**BRIEF**
Without the images, write out the whole listing exactly.

Begin

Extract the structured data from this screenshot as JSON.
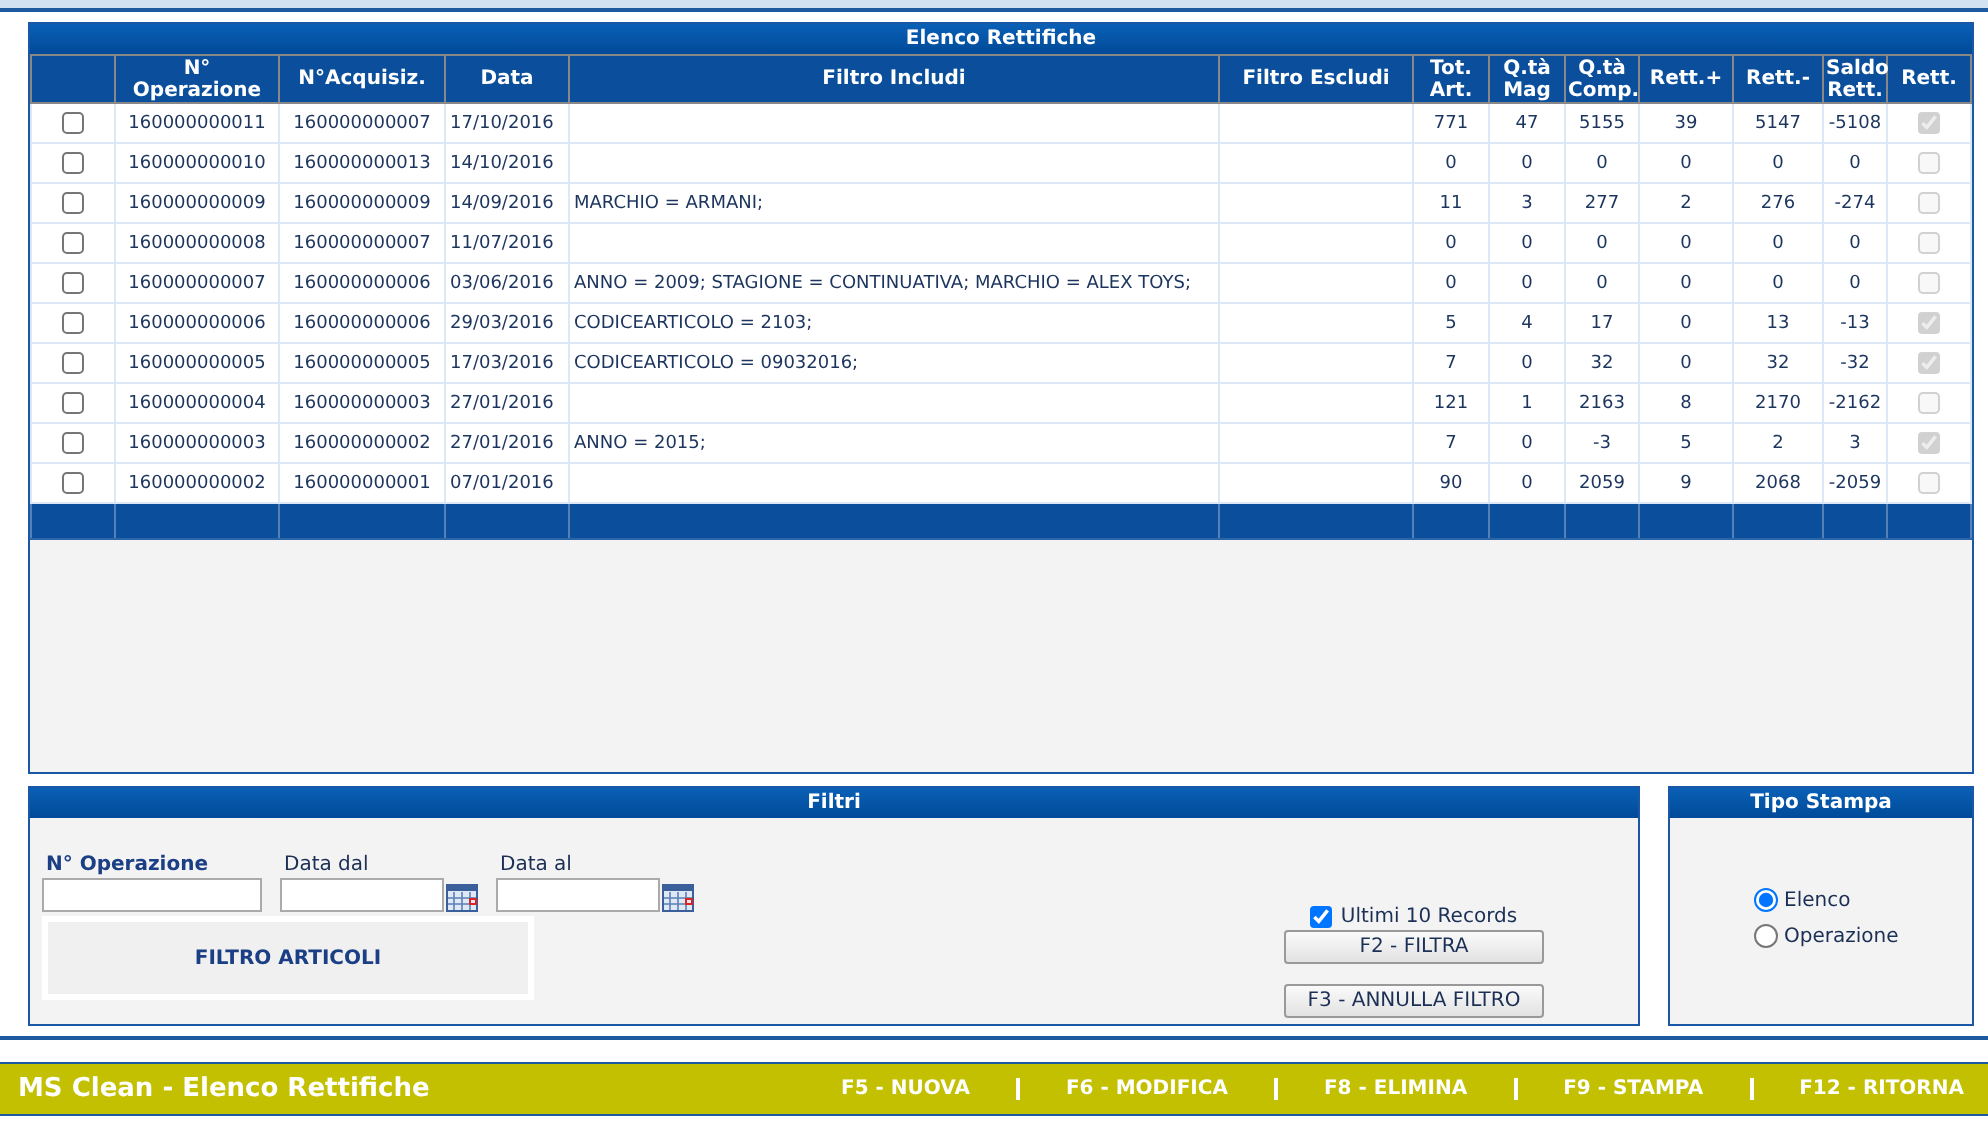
{
  "table": {
    "title": "Elenco Rettifiche",
    "columns": [
      "N° Operazione",
      "N°Acquisiz.",
      "Data",
      "Filtro Includi",
      "Filtro Escludi",
      "Tot. Art.",
      "Q.tà Mag",
      "Q.tà Comp.",
      "Rett.+",
      "Rett.-",
      "Saldo Rett.",
      "Rett."
    ],
    "rows": [
      {
        "selected": false,
        "operazione": "160000000011",
        "acquisizione": "160000000007",
        "data": "17/10/2016",
        "tot_art": "771",
        "qta_mag": "47",
        "qta_comp": "5155",
        "rett_plus": "39",
        "rett_minus": "5147",
        "saldo": "-5108",
        "rett": true
      },
      {
        "selected": false,
        "operazione": "160000000010",
        "acquisizione": "160000000013",
        "data": "14/10/2016",
        "tot_art": "0",
        "qta_mag": "0",
        "qta_comp": "0",
        "rett_plus": "0",
        "rett_minus": "0",
        "saldo": "0",
        "rett": false
      },
      {
        "selected": false,
        "operazione": "160000000009",
        "acquisizione": "160000000009",
        "data": "14/09/2016",
        "filtro_includi": "MARCHIO = ARMANI;",
        "tot_art": "11",
        "qta_mag": "3",
        "qta_comp": "277",
        "rett_plus": "2",
        "rett_minus": "276",
        "saldo": "-274",
        "rett": false
      },
      {
        "selected": false,
        "operazione": "160000000008",
        "acquisizione": "160000000007",
        "data": "11/07/2016",
        "tot_art": "0",
        "qta_mag": "0",
        "qta_comp": "0",
        "rett_plus": "0",
        "rett_minus": "0",
        "saldo": "0",
        "rett": false
      },
      {
        "selected": false,
        "operazione": "160000000007",
        "acquisizione": "160000000006",
        "data": "03/06/2016",
        "filtro_includi": "ANNO = 2009; STAGIONE = CONTINUATIVA; MARCHIO = ALEX TOYS;",
        "tot_art": "0",
        "qta_mag": "0",
        "qta_comp": "0",
        "rett_plus": "0",
        "rett_minus": "0",
        "saldo": "0",
        "rett": false
      },
      {
        "selected": false,
        "operazione": "160000000006",
        "acquisizione": "160000000006",
        "data": "29/03/2016",
        "filtro_includi": "CODICEARTICOLO = 2103;",
        "tot_art": "5",
        "qta_mag": "4",
        "qta_comp": "17",
        "rett_plus": "0",
        "rett_minus": "13",
        "saldo": "-13",
        "rett": true
      },
      {
        "selected": false,
        "operazione": "160000000005",
        "acquisizione": "160000000005",
        "data": "17/03/2016",
        "filtro_includi": "CODICEARTICOLO = 09032016;",
        "tot_art": "7",
        "qta_mag": "0",
        "qta_comp": "32",
        "rett_plus": "0",
        "rett_minus": "32",
        "saldo": "-32",
        "rett": true
      },
      {
        "selected": false,
        "operazione": "160000000004",
        "acquisizione": "160000000003",
        "data": "27/01/2016",
        "tot_art": "121",
        "qta_mag": "1",
        "qta_comp": "2163",
        "rett_plus": "8",
        "rett_minus": "2170",
        "saldo": "-2162",
        "rett": false
      },
      {
        "selected": false,
        "operazione": "160000000003",
        "acquisizione": "160000000002",
        "data": "27/01/2016",
        "filtro_includi": "ANNO = 2015;",
        "tot_art": "7",
        "qta_mag": "0",
        "qta_comp": "-3",
        "rett_plus": "5",
        "rett_minus": "2",
        "saldo": "3",
        "rett": true
      },
      {
        "selected": false,
        "operazione": "160000000002",
        "acquisizione": "160000000001",
        "data": "07/01/2016",
        "tot_art": "90",
        "qta_mag": "0",
        "qta_comp": "2059",
        "rett_plus": "9",
        "rett_minus": "2068",
        "saldo": "-2059",
        "rett": false
      }
    ]
  },
  "filters": {
    "title": "Filtri",
    "fields": [
      {
        "label": "N° Operazione",
        "kind": "text"
      },
      {
        "label": "Data dal",
        "kind": "date"
      },
      {
        "label": "Data al",
        "kind": "date"
      }
    ],
    "articles_button": "FILTRO ARTICOLI",
    "last_records": {
      "label": "Ultimi 10 Records",
      "checked": true
    },
    "buttons": [
      "F2 - FILTRA",
      "F3 - ANNULLA FILTRO"
    ]
  },
  "print_type": {
    "title": "Tipo Stampa",
    "options": [
      {
        "label": "Elenco",
        "selected": true
      },
      {
        "label": "Operazione",
        "selected": false
      }
    ]
  },
  "footer": {
    "title": "MS Clean - Elenco Rettifiche",
    "actions": [
      "F5 - NUOVA",
      "F6 - MODIFICA",
      "F8 - ELIMINA",
      "F9 - STAMPA",
      "F12 - RITORNA"
    ]
  }
}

End

**TASK OUTPUT**
Extract the structured data from this screenshot as JSON.
{
  "table": {
    "title": "Elenco Rettifiche",
    "columns": [
      "N° Operazione",
      "N°Acquisiz.",
      "Data",
      "Filtro Includi",
      "Filtro Escludi",
      "Tot. Art.",
      "Q.tà Mag",
      "Q.tà Comp.",
      "Rett.+",
      "Rett.-",
      "Saldo Rett.",
      "Rett."
    ],
    "rows": [
      {
        "selected": false,
        "operazione": "160000000011",
        "acquisizione": "160000000007",
        "data": "17/10/2016",
        "tot_art": "771",
        "qta_mag": "47",
        "qta_comp": "5155",
        "rett_plus": "39",
        "rett_minus": "5147",
        "saldo": "-5108",
        "rett": true
      },
      {
        "selected": false,
        "operazione": "160000000010",
        "acquisizione": "160000000013",
        "data": "14/10/2016",
        "tot_art": "0",
        "qta_mag": "0",
        "qta_comp": "0",
        "rett_plus": "0",
        "rett_minus": "0",
        "saldo": "0",
        "rett": false
      },
      {
        "selected": false,
        "operazione": "160000000009",
        "acquisizione": "160000000009",
        "data": "14/09/2016",
        "filtro_includi": "MARCHIO = ARMANI;",
        "tot_art": "11",
        "qta_mag": "3",
        "qta_comp": "277",
        "rett_plus": "2",
        "rett_minus": "276",
        "saldo": "-274",
        "rett": false
      },
      {
        "selected": false,
        "operazione": "160000000008",
        "acquisizione": "160000000007",
        "data": "11/07/2016",
        "tot_art": "0",
        "qta_mag": "0",
        "qta_comp": "0",
        "rett_plus": "0",
        "rett_minus": "0",
        "saldo": "0",
        "rett": false
      },
      {
        "selected": false,
        "operazione": "160000000007",
        "acquisizione": "160000000006",
        "data": "03/06/2016",
        "filtro_includi": "ANNO = 2009; STAGIONE = CONTINUATIVA; MARCHIO = ALEX TOYS;",
        "tot_art": "0",
        "qta_mag": "0",
        "qta_comp": "0",
        "rett_plus": "0",
        "rett_minus": "0",
        "saldo": "0",
        "rett": false
      },
      {
        "selected": false,
        "operazione": "160000000006",
        "acquisizione": "160000000006",
        "data": "29/03/2016",
        "filtro_includi": "CODICEARTICOLO = 2103;",
        "tot_art": "5",
        "qta_mag": "4",
        "qta_comp": "17",
        "rett_plus": "0",
        "rett_minus": "13",
        "saldo": "-13",
        "rett": true
      },
      {
        "selected": false,
        "operazione": "160000000005",
        "acquisizione": "160000000005",
        "data": "17/03/2016",
        "filtro_includi": "CODICEARTICOLO = 09032016;",
        "tot_art": "7",
        "qta_mag": "0",
        "qta_comp": "32",
        "rett_plus": "0",
        "rett_minus": "32",
        "saldo": "-32",
        "rett": true
      },
      {
        "selected": false,
        "operazione": "160000000004",
        "acquisizione": "160000000003",
        "data": "27/01/2016",
        "tot_art": "121",
        "qta_mag": "1",
        "qta_comp": "2163",
        "rett_plus": "8",
        "rett_minus": "2170",
        "saldo": "-2162",
        "rett": false
      },
      {
        "selected": false,
        "operazione": "160000000003",
        "acquisizione": "160000000002",
        "data": "27/01/2016",
        "filtro_includi": "ANNO = 2015;",
        "tot_art": "7",
        "qta_mag": "0",
        "qta_comp": "-3",
        "rett_plus": "5",
        "rett_minus": "2",
        "saldo": "3",
        "rett": true
      },
      {
        "selected": false,
        "operazione": "160000000002",
        "acquisizione": "160000000001",
        "data": "07/01/2016",
        "tot_art": "90",
        "qta_mag": "0",
        "qta_comp": "2059",
        "rett_plus": "9",
        "rett_minus": "2068",
        "saldo": "-2059",
        "rett": false
      }
    ]
  },
  "filters": {
    "title": "Filtri",
    "fields": [
      {
        "label": "N° Operazione",
        "kind": "text"
      },
      {
        "label": "Data dal",
        "kind": "date"
      },
      {
        "label": "Data al",
        "kind": "date"
      }
    ],
    "articles_button": "FILTRO ARTICOLI",
    "last_records": {
      "label": "Ultimi 10 Records",
      "checked": true
    },
    "buttons": [
      "F2 - FILTRA",
      "F3 - ANNULLA FILTRO"
    ]
  },
  "print_type": {
    "title": "Tipo Stampa",
    "options": [
      {
        "label": "Elenco",
        "selected": true
      },
      {
        "label": "Operazione",
        "selected": false
      }
    ]
  },
  "footer": {
    "title": "MS Clean - Elenco Rettifiche",
    "actions": [
      "F5 - NUOVA",
      "F6 - MODIFICA",
      "F8 - ELIMINA",
      "F9 - STAMPA",
      "F12 - RITORNA"
    ]
  }
}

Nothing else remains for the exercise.